# Exercise data start
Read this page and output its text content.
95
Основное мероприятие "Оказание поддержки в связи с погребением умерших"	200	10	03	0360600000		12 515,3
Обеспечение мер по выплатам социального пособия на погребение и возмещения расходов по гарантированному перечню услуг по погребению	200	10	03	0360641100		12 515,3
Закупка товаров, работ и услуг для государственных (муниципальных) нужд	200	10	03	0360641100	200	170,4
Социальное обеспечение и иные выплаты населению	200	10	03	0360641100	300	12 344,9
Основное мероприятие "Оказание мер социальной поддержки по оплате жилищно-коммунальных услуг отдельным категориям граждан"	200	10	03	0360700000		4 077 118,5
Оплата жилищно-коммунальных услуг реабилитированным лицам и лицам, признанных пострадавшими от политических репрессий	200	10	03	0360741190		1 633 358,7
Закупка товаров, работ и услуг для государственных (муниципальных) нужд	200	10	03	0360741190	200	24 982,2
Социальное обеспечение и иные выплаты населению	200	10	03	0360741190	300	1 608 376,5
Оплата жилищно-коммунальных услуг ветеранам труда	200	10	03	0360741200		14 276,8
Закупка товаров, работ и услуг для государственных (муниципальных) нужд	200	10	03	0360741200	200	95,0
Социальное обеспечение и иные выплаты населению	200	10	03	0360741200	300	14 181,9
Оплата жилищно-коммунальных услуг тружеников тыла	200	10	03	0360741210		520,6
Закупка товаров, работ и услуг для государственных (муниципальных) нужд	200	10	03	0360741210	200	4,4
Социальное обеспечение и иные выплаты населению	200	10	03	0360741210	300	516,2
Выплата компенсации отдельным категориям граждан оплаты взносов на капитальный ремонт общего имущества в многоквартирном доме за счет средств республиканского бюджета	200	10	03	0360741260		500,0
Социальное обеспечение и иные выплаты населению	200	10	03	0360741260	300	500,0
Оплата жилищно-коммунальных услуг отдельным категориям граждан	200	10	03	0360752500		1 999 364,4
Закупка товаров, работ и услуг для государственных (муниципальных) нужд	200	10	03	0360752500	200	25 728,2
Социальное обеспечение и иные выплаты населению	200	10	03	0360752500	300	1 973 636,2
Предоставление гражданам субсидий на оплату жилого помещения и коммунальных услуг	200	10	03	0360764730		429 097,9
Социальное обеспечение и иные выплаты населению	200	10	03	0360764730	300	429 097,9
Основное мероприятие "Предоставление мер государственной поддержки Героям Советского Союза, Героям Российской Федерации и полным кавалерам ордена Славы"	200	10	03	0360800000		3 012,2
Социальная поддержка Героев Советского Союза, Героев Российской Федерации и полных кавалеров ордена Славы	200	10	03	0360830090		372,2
# Exercise data end
- [Instruction]
Nothing should be left out: return all of the records exactly.

- [Output below]
Read this page and output its text content.
95
Основное мероприятие "Оказание поддержки в связи с погребением умерших"	200	10	03	0360600000		12 515,3
Обеспечение мер по выплатам социального пособия на погребение и возмещения расходов по гарантированному перечню услуг по погребению	200	10	03	0360641100		12 515,3
Закупка товаров, работ и услуг для государственных (муниципальных) нужд	200	10	03	0360641100	200	170,4
Социальное обеспечение и иные выплаты населению	200	10	03	0360641100	300	12 344,9
Основное мероприятие "Оказание мер социальной поддержки по оплате жилищно-коммунальных услуг отдельным категориям граждан"	200	10	03	0360700000		4 077 118,5
Оплата жилищно-коммунальных услуг реабилитированным лицам и лицам, признанных пострадавшими от политических репрессий	200	10	03	0360741190		1 633 358,7
Закупка товаров, работ и услуг для государственных (муниципальных) нужд	200	10	03	0360741190	200	24 982,2
Социальное обеспечение и иные выплаты населению	200	10	03	0360741190	300	1 608 376,5
Оплата жилищно-коммунальных услуг ветеранам труда	200	10	03	0360741200		14 276,8
Закупка товаров, работ и услуг для государственных (муниципальных) нужд	200	10	03	0360741200	200	95,0
Социальное обеспечение и иные выплаты населению	200	10	03	0360741200	300	14 181,9
Оплата жилищно-коммунальных услуг тружеников тыла	200	10	03	0360741210		520,6
Закупка товаров, работ и услуг для государственных (муниципальных) нужд	200	10	03	0360741210	200	4,4
Социальное обеспечение и иные выплаты населению	200	10	03	0360741210	300	516,2
Выплата компенсации отдельным категориям граждан оплаты взносов на капитальный ремонт общего имущества в многоквартирном доме за счет средств республиканского бюджета	200	10	03	0360741260		500,0
Социальное обеспечение и иные выплаты населению	200	10	03	0360741260	300	500,0
Оплата жилищно-коммунальных услуг отдельным категориям граждан	200	10	03	0360752500		1 999 364,4
Закупка товаров, работ и услуг для государственных (муниципальных) нужд	200	10	03	0360752500	200	25 728,2
Социальное обеспечение и иные выплаты населению	200	10	03	0360752500	300	1 973 636,2
Предоставление гражданам субсидий на оплату жилого помещения и коммунальных услуг	200	10	03	0360764730		429 097,9
Социальное обеспечение и иные выплаты населению	200	10	03	0360764730	300	429 097,9
Основное мероприятие "Предоставление мер государственной поддержки Героям Советского Союза, Героям Российской Федерации и полным кавалерам ордена Славы"	200	10	03	0360800000		3 012,2
Социальная поддержка Героев Советского Союза, Героев Российской Федерации и полных кавалеров ордена Славы	200	10	03	0360830090		372,2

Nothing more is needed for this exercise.